▶ **INSTRUCTION**: Copy every line of the listing exactly.

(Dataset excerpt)
****************************************
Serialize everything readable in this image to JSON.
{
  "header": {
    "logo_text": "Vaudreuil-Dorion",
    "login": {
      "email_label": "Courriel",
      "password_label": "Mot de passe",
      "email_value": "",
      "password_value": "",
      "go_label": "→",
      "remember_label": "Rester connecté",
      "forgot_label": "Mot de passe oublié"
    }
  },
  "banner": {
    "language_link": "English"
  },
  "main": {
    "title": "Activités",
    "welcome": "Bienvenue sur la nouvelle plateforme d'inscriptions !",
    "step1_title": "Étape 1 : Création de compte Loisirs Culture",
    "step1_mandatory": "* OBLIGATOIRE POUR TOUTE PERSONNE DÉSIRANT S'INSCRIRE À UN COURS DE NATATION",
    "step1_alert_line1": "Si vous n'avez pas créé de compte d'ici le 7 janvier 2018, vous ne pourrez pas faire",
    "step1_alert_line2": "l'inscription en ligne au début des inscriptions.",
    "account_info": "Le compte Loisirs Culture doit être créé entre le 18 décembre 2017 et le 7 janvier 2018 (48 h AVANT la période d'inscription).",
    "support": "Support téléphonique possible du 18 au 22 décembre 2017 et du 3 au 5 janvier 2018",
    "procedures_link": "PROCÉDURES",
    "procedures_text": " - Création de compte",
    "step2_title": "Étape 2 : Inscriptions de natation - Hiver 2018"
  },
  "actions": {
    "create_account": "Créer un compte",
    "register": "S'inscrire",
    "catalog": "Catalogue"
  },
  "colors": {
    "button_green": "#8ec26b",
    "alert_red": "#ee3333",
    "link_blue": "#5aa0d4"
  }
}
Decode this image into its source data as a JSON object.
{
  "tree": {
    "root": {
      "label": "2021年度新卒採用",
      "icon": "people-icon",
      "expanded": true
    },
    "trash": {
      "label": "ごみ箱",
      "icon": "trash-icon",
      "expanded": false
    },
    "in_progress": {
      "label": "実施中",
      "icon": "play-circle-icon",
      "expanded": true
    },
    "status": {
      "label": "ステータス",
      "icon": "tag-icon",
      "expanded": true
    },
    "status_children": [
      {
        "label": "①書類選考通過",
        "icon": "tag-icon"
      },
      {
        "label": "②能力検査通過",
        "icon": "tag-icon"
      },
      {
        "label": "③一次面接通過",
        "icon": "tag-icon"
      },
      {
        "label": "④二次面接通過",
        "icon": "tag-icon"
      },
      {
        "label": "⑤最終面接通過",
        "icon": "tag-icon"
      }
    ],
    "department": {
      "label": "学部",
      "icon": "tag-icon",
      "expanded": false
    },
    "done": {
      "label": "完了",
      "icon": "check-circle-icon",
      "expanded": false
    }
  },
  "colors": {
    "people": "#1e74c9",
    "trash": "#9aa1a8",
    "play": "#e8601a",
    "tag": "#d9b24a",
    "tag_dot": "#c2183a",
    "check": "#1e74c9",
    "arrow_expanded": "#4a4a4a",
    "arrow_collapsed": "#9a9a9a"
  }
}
****************************************
▶ **SOLUTION FOR THIS TASK**:
Serialize everything readable in this image to JSON.
{
  "header": {
    "logo_text": "Vaudreuil-Dorion",
    "login": {
      "email_label": "Courriel",
      "password_label": "Mot de passe",
      "email_value": "",
      "password_value": "",
      "go_label": "→",
      "remember_label": "Rester connecté",
      "forgot_label": "Mot de passe oublié"
    }
  },
  "banner": {
    "language_link": "English"
  },
  "main": {
    "title": "Activités",
    "welcome": "Bienvenue sur la nouvelle plateforme d'inscriptions !",
    "step1_title": "Étape 1 : Création de compte Loisirs Culture",
    "step1_mandatory": "* OBLIGATOIRE POUR TOUTE PERSONNE DÉSIRANT S'INSCRIRE À UN COURS DE NATATION",
    "step1_alert_line1": "Si vous n'avez pas créé de compte d'ici le 7 janvier 2018, vous ne pourrez pas faire",
    "step1_alert_line2": "l'inscription en ligne au début des inscriptions.",
    "account_info": "Le compte Loisirs Culture doit être créé entre le 18 décembre 2017 et le 7 janvier 2018 (48 h AVANT la période d'inscription).",
    "support": "Support téléphonique possible du 18 au 22 décembre 2017 et du 3 au 5 janvier 2018",
    "procedures_link": "PROCÉDURES",
    "procedures_text": " - Création de compte",
    "step2_title": "Étape 2 : Inscriptions de natation - Hiver 2018"
  },
  "actions": {
    "create_account": "Créer un compte",
    "register": "S'inscrire",
    "catalog": "Catalogue"
  },
  "colors": {
    "button_green": "#8ec26b",
    "alert_red": "#ee3333",
    "link_blue": "#5aa0d4"
  }
}
Decode this image into its source data as a JSON object.
{
  "tree": {
    "root": {
      "label": "2021年度新卒採用",
      "icon": "people-icon",
      "expanded": true
    },
    "trash": {
      "label": "ごみ箱",
      "icon": "trash-icon",
      "expanded": false
    },
    "in_progress": {
      "label": "実施中",
      "icon": "play-circle-icon",
      "expanded": true
    },
    "status": {
      "label": "ステータス",
      "icon": "tag-icon",
      "expanded": true
    },
    "status_children": [
      {
        "label": "①書類選考通過",
        "icon": "tag-icon"
      },
      {
        "label": "②能力検査通過",
        "icon": "tag-icon"
      },
      {
        "label": "③一次面接通過",
        "icon": "tag-icon"
      },
      {
        "label": "④二次面接通過",
        "icon": "tag-icon"
      },
      {
        "label": "⑤最終面接通過",
        "icon": "tag-icon"
      }
    ],
    "department": {
      "label": "学部",
      "icon": "tag-icon",
      "expanded": false
    },
    "done": {
      "label": "完了",
      "icon": "check-circle-icon",
      "expanded": false
    }
  },
  "colors": {
    "people": "#1e74c9",
    "trash": "#9aa1a8",
    "play": "#e8601a",
    "tag": "#d9b24a",
    "tag_dot": "#c2183a",
    "check": "#1e74c9",
    "arrow_expanded": "#4a4a4a",
    "arrow_collapsed": "#9a9a9a"
  }
}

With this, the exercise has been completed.